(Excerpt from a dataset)
#####

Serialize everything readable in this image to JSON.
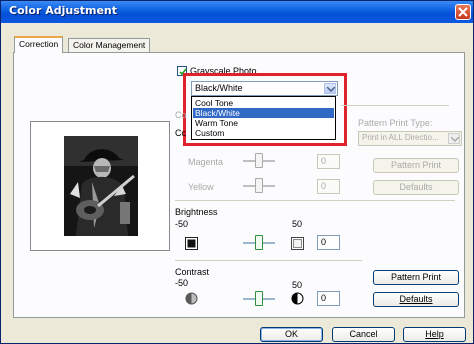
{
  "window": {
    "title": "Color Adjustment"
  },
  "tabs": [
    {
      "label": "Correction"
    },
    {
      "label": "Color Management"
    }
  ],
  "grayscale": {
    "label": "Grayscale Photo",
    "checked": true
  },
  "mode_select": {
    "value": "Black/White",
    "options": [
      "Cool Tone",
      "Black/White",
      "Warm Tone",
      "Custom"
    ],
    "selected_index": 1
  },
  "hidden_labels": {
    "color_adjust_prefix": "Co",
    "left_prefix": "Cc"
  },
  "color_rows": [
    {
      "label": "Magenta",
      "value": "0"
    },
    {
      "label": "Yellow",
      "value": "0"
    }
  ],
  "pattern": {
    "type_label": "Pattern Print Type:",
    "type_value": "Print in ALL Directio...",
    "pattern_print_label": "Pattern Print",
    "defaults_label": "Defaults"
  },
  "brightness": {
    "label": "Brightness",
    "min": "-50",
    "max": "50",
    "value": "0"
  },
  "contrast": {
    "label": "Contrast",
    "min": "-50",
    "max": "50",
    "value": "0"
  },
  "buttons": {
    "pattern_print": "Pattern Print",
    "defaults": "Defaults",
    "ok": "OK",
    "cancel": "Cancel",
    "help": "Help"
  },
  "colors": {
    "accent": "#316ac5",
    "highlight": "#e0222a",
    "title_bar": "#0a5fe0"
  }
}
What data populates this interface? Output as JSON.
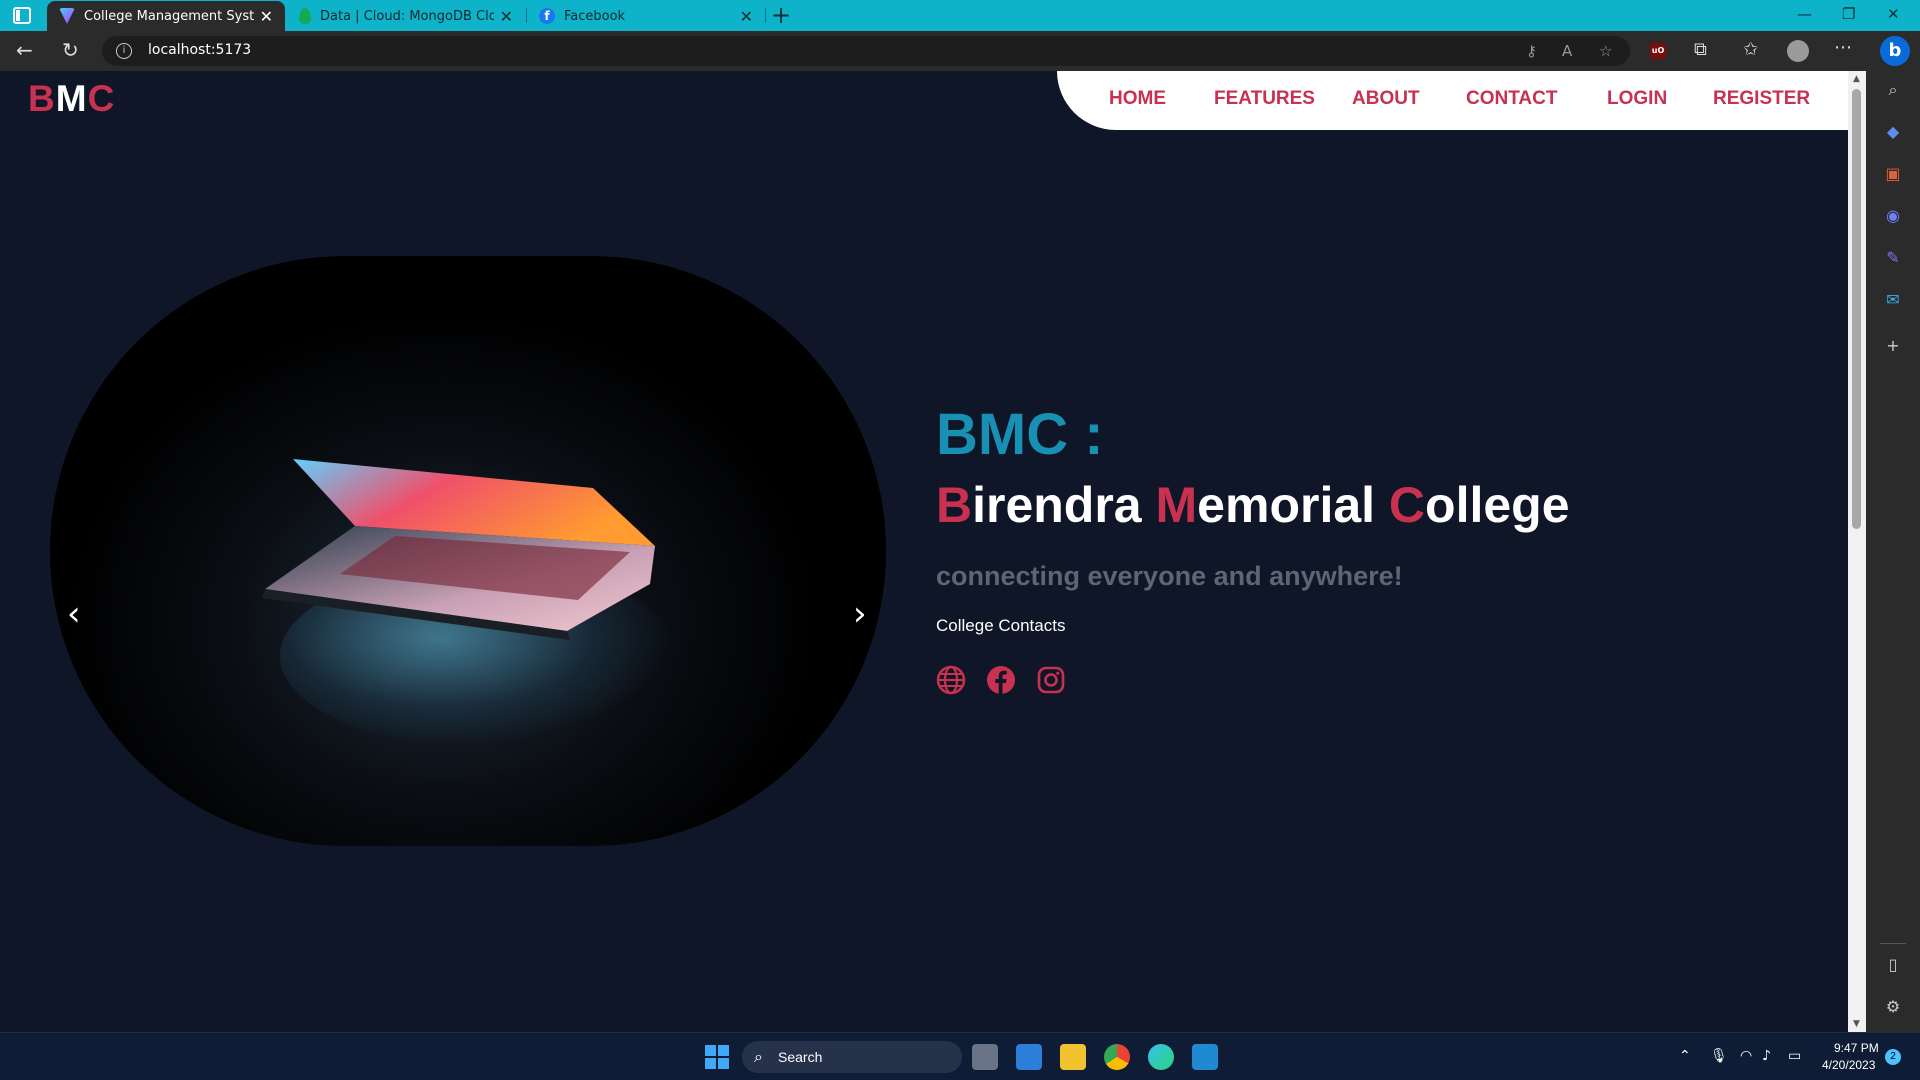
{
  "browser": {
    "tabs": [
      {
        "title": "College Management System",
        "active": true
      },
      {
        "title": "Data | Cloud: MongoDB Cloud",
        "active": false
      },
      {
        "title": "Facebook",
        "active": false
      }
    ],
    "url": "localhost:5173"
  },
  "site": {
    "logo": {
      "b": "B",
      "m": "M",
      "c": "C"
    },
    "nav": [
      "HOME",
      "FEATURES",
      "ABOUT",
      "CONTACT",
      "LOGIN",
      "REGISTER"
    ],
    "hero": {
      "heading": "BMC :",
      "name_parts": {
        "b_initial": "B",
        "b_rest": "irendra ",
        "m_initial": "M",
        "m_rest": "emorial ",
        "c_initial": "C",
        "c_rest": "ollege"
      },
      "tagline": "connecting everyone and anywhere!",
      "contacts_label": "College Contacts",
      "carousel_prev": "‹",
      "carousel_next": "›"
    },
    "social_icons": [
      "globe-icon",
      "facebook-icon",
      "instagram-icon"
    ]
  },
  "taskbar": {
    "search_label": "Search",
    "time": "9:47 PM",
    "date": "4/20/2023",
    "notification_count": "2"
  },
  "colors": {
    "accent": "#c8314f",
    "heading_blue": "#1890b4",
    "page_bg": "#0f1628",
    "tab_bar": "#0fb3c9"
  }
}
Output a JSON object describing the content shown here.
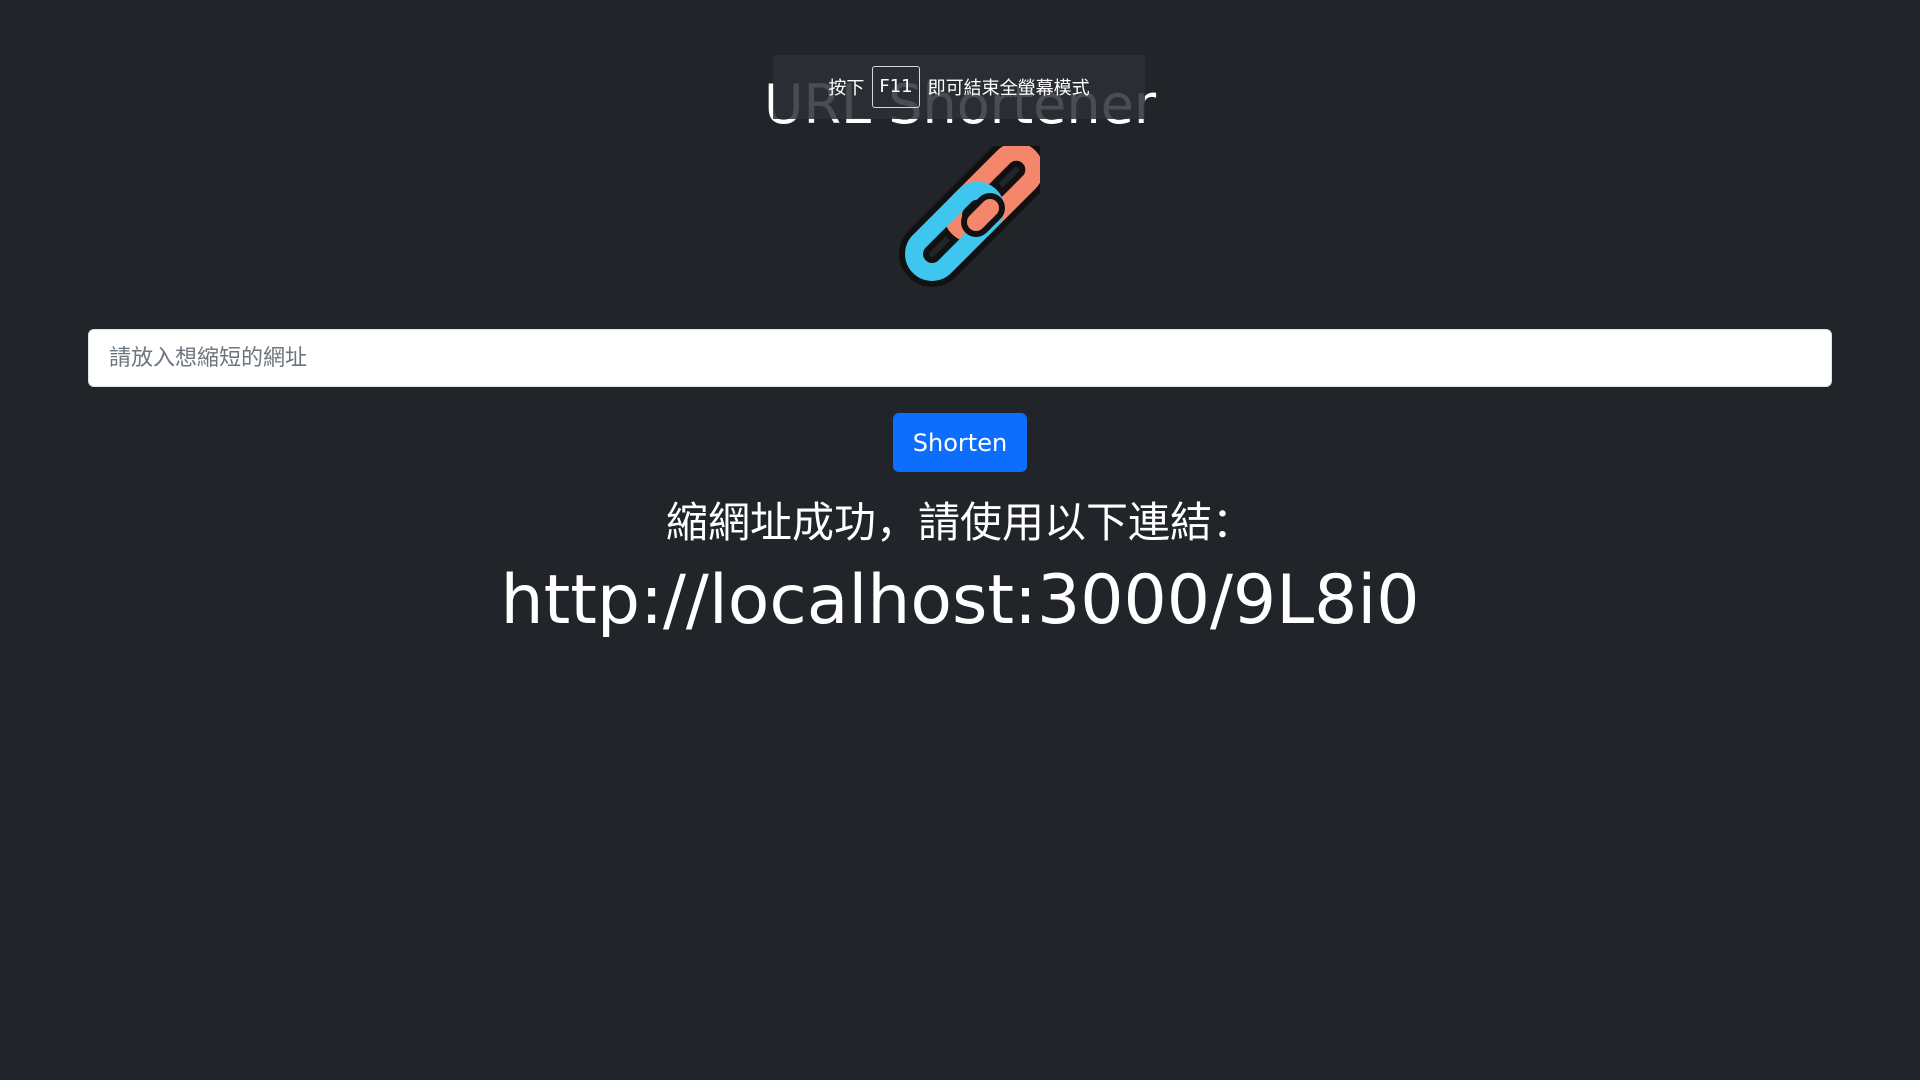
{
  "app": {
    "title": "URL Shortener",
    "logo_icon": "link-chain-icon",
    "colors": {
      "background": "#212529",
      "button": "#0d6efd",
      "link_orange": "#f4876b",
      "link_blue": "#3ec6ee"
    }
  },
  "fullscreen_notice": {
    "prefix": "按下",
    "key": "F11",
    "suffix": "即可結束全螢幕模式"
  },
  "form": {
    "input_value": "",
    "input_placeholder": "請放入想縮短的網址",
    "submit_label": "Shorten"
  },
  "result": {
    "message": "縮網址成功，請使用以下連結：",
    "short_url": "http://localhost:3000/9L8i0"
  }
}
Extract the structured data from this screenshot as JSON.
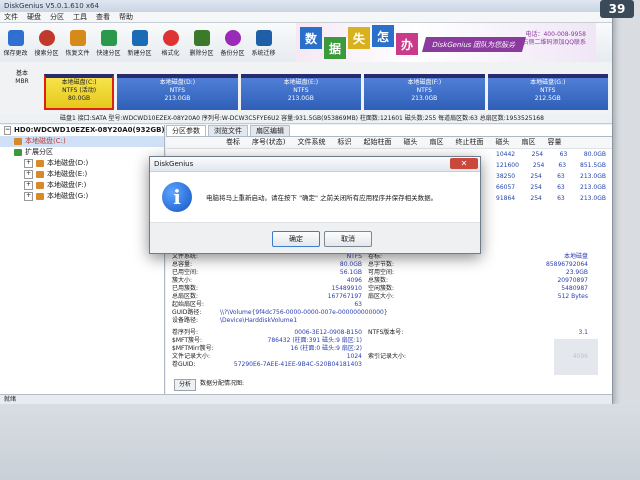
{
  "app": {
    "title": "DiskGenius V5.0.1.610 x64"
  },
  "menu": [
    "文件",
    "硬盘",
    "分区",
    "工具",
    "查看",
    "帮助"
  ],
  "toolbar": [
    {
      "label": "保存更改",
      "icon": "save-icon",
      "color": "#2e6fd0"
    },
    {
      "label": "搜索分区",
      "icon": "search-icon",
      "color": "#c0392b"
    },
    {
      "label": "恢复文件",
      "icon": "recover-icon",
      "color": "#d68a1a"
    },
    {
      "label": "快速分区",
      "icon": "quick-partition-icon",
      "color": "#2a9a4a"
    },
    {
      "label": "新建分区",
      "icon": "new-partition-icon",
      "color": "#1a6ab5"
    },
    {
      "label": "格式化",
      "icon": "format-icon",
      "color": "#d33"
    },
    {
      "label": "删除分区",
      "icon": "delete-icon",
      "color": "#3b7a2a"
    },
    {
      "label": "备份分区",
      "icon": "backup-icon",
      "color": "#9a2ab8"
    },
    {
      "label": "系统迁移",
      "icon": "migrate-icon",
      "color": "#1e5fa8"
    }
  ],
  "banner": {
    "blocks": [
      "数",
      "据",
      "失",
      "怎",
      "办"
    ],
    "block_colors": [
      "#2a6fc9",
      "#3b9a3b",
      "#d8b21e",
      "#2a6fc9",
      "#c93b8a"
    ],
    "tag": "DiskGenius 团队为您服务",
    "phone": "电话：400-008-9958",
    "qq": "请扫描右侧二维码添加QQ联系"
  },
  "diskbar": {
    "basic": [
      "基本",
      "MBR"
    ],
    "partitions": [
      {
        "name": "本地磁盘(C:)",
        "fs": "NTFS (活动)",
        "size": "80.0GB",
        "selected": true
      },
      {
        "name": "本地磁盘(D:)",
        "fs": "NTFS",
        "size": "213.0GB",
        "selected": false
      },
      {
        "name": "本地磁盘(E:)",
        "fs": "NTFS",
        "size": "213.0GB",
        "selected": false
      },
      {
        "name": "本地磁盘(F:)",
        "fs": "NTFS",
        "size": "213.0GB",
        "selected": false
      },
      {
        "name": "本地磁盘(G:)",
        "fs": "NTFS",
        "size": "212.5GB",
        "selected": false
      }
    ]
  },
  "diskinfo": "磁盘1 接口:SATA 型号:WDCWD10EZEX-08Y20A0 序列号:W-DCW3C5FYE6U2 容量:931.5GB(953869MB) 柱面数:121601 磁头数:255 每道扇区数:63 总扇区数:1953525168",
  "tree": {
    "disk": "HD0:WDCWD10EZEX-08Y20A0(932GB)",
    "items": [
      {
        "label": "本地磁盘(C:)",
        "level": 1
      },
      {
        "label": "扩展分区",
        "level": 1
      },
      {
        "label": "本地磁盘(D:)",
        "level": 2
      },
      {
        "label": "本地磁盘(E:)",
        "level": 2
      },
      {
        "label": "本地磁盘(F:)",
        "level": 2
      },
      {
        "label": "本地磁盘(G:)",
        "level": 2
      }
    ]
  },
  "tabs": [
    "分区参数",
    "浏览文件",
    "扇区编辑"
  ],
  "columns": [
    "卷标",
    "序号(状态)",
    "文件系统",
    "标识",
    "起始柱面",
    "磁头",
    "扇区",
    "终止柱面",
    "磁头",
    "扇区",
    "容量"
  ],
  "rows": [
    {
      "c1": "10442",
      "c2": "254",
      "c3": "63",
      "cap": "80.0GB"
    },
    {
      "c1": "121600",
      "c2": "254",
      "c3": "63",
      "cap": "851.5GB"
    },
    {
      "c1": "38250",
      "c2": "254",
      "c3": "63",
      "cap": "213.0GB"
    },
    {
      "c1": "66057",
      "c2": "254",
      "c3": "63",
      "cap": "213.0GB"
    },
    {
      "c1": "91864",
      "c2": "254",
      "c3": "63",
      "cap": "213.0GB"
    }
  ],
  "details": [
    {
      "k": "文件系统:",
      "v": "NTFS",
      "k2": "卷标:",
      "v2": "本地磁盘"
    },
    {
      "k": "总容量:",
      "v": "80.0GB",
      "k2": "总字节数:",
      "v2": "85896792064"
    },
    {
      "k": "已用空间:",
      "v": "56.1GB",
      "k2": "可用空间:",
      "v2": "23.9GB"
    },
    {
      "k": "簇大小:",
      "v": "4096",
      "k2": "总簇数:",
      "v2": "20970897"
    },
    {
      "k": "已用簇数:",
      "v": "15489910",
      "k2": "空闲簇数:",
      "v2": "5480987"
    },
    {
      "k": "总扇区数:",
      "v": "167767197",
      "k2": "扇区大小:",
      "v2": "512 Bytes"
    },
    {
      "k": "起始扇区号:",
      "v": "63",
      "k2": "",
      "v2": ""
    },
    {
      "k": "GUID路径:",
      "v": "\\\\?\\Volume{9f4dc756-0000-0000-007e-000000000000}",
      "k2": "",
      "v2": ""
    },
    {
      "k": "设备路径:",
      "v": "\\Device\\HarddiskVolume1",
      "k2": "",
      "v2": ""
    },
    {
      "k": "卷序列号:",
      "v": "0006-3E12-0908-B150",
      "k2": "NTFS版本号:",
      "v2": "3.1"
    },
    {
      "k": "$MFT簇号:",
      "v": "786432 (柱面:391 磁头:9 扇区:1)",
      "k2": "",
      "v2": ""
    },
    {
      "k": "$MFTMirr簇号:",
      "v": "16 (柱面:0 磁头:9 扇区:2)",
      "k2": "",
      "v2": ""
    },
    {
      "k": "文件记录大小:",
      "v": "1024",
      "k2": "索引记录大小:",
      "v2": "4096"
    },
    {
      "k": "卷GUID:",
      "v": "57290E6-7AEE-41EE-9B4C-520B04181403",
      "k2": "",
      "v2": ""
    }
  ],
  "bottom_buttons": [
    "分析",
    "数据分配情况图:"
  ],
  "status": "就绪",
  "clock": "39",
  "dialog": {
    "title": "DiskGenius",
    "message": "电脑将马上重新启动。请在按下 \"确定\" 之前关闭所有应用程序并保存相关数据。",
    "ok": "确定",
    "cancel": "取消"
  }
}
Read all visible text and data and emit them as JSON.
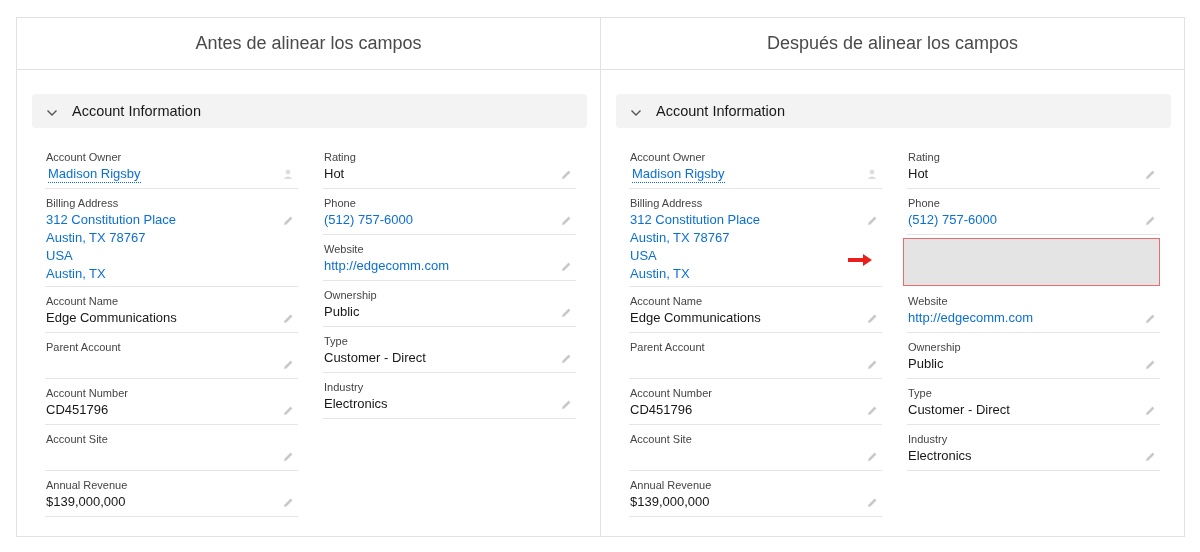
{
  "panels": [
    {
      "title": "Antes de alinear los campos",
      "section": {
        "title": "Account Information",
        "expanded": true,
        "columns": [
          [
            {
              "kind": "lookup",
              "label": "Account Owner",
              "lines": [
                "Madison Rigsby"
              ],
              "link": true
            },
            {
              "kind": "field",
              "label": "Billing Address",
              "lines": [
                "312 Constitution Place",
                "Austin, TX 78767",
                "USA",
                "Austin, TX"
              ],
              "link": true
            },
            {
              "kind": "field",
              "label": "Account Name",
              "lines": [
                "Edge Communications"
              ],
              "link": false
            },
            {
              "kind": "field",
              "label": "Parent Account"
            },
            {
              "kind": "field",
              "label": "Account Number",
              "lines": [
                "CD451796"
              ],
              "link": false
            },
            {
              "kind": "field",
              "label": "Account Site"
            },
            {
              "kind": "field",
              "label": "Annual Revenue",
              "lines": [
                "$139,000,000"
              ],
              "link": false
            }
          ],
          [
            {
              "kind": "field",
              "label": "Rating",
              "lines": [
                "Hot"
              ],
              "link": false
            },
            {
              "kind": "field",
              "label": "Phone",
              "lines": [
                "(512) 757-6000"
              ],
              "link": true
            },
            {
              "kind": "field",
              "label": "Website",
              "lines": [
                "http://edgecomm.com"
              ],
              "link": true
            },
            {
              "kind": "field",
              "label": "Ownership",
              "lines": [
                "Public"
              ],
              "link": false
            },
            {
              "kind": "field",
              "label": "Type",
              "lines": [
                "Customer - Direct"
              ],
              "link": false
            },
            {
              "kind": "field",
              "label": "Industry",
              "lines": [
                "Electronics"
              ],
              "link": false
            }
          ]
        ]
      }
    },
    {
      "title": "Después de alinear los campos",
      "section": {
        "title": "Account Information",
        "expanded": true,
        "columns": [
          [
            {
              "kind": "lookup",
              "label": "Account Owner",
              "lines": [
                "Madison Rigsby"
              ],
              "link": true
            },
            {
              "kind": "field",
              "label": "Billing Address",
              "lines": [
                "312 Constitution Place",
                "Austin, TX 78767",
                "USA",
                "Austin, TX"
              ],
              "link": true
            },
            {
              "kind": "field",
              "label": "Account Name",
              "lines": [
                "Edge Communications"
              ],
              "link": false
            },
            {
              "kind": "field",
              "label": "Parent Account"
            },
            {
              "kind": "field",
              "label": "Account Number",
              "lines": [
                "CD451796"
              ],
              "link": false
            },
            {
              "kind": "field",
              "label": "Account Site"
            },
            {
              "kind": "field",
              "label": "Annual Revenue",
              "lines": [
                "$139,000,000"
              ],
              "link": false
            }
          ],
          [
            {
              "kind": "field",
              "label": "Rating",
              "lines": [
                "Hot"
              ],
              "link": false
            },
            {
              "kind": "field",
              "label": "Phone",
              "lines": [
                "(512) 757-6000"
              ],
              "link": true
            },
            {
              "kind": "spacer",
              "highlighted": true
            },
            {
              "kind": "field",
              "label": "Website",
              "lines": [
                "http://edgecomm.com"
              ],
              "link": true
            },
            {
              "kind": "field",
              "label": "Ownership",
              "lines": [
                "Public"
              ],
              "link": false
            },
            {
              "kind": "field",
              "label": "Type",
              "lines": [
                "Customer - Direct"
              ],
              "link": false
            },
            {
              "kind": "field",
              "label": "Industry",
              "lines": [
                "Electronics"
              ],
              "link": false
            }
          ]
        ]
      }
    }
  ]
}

#####

**Exercise objective**
Tell how many lines of the data above hold the string "Management". Give only the number.

**The output**
2